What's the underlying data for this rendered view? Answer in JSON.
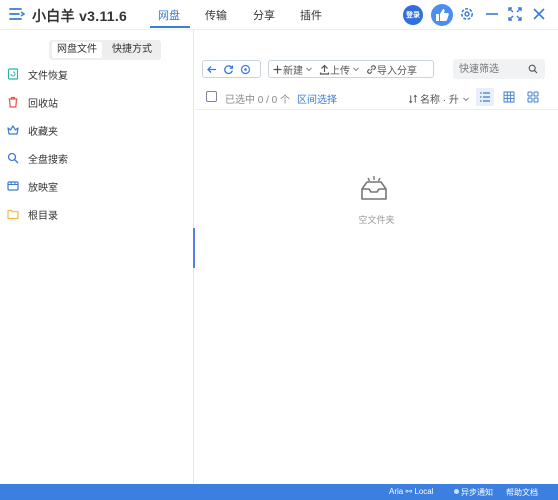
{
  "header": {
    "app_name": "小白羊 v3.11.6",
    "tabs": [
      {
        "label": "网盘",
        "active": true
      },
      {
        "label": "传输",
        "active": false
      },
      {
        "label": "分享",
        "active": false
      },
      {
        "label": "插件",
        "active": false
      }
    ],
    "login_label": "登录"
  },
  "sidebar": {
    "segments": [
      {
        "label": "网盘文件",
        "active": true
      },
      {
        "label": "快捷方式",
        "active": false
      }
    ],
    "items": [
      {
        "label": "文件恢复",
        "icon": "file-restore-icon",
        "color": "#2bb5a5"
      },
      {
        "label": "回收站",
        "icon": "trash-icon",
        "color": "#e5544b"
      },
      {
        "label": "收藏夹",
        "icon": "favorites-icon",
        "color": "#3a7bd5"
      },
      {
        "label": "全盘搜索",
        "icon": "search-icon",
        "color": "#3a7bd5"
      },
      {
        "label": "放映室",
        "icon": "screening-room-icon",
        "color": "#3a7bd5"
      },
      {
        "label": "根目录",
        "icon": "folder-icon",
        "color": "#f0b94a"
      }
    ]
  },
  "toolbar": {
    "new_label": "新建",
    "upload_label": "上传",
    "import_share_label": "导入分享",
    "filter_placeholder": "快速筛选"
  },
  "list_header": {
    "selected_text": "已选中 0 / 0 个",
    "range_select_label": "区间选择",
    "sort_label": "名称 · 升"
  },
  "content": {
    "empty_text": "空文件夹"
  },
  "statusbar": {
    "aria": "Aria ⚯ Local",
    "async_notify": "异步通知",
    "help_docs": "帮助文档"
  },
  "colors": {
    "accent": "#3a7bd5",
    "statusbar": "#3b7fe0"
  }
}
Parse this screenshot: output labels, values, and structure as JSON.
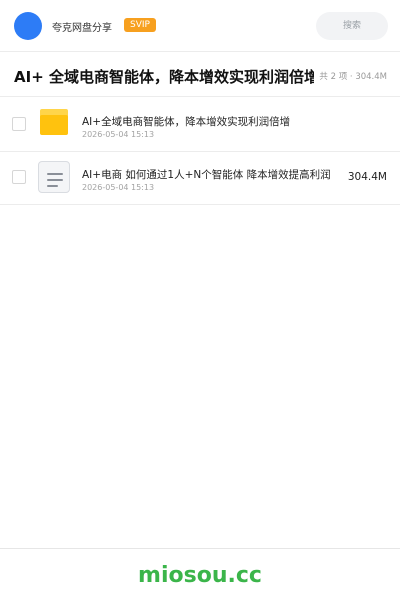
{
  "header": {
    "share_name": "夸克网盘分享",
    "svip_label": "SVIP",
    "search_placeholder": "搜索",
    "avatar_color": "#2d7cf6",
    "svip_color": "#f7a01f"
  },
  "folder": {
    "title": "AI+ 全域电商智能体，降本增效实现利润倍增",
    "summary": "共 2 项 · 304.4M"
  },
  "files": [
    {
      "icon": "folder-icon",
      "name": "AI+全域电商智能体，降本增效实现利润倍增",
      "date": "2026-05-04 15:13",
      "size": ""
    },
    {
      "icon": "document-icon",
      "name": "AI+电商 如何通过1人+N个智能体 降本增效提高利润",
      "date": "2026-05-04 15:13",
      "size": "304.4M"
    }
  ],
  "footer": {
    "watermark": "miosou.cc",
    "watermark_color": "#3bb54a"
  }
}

Work to be completed:
Among these entries, how many lines include the string "this"? Reply with the number by itself.

Solution to the problem:
2